PROVIDED RECORDS:
"""

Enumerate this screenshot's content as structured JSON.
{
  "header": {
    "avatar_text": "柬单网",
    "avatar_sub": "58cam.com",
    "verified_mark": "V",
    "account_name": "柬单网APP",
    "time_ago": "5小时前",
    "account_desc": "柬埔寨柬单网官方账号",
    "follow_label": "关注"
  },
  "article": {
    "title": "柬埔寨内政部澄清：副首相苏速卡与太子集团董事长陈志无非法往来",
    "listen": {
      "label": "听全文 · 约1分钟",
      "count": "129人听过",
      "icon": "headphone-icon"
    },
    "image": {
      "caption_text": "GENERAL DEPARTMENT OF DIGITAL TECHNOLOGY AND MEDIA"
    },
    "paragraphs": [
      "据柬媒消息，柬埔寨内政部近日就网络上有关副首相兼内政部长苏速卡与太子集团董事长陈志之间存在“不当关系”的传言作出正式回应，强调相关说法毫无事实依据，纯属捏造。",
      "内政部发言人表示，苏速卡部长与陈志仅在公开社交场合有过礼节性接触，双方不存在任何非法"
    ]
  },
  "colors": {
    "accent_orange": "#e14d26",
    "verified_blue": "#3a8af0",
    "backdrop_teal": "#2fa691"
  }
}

"""

REQUIRED TASK: Write all of the records out again exactly.

WRITTEN ANSWER:
Enumerate this screenshot's content as structured JSON.
{
  "header": {
    "avatar_text": "柬单网",
    "avatar_sub": "58cam.com",
    "verified_mark": "V",
    "account_name": "柬单网APP",
    "time_ago": "5小时前",
    "account_desc": "柬埔寨柬单网官方账号",
    "follow_label": "关注"
  },
  "article": {
    "title": "柬埔寨内政部澄清：副首相苏速卡与太子集团董事长陈志无非法往来",
    "listen": {
      "label": "听全文 · 约1分钟",
      "count": "129人听过",
      "icon": "headphone-icon"
    },
    "image": {
      "caption_text": "GENERAL DEPARTMENT OF DIGITAL TECHNOLOGY AND MEDIA"
    },
    "paragraphs": [
      "据柬媒消息，柬埔寨内政部近日就网络上有关副首相兼内政部长苏速卡与太子集团董事长陈志之间存在“不当关系”的传言作出正式回应，强调相关说法毫无事实依据，纯属捏造。",
      "内政部发言人表示，苏速卡部长与陈志仅在公开社交场合有过礼节性接触，双方不存在任何非法"
    ]
  },
  "colors": {
    "accent_orange": "#e14d26",
    "verified_blue": "#3a8af0",
    "backdrop_teal": "#2fa691"
  }
}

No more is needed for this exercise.